● TO BE DONE: In the entries below, count every line with the string "личность". State the count and nothing else.
*** EXCERPTED DATA
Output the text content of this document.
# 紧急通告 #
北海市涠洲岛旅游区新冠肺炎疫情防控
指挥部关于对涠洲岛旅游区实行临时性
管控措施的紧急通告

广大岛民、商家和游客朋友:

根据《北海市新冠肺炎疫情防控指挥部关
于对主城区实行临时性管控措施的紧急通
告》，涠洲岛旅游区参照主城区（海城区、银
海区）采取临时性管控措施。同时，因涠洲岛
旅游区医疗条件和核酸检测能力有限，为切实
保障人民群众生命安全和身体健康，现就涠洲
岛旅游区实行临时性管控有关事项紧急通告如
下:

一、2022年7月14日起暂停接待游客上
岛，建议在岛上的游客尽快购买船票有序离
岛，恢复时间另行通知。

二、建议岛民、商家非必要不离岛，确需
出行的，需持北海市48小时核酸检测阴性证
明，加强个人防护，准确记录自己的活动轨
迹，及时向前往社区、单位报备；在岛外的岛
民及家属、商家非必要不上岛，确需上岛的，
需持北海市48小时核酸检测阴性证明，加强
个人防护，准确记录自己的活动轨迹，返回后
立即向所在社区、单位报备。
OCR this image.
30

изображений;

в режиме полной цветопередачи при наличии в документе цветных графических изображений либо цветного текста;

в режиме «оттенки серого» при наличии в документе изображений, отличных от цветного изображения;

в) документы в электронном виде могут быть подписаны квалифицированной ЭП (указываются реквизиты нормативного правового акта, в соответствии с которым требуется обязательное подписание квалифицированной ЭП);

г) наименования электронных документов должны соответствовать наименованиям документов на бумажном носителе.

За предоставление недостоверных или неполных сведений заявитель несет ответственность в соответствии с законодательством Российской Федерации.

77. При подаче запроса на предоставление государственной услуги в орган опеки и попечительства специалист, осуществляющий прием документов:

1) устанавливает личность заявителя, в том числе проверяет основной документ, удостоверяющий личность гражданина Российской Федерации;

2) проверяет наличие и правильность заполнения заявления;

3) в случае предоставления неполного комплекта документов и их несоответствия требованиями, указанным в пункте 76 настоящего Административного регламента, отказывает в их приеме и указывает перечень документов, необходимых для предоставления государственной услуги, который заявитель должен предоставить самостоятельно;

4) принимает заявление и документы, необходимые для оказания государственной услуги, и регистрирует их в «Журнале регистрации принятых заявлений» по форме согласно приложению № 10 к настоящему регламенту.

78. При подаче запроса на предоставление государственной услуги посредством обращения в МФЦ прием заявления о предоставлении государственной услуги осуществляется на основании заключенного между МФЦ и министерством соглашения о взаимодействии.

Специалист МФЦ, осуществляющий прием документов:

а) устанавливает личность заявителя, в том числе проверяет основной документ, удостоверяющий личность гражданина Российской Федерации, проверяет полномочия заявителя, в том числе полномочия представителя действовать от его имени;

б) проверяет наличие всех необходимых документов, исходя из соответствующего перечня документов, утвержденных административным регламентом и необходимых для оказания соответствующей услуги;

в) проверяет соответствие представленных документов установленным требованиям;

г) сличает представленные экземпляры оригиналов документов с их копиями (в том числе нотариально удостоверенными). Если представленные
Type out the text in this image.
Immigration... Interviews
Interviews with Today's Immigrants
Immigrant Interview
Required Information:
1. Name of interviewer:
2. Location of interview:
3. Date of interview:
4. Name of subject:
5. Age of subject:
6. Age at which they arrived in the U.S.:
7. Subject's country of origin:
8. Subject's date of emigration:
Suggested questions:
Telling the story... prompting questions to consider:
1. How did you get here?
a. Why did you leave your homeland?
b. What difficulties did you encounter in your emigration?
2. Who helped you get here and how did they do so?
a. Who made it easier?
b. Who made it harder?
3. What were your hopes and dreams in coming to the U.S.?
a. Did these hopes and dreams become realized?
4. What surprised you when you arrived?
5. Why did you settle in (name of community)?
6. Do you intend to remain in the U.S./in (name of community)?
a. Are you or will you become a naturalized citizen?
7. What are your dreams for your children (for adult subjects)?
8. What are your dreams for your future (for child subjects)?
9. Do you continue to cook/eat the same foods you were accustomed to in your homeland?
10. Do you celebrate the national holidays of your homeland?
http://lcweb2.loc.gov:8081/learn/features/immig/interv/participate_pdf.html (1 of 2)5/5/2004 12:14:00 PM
******
● EXERCISE SOLUTION: 2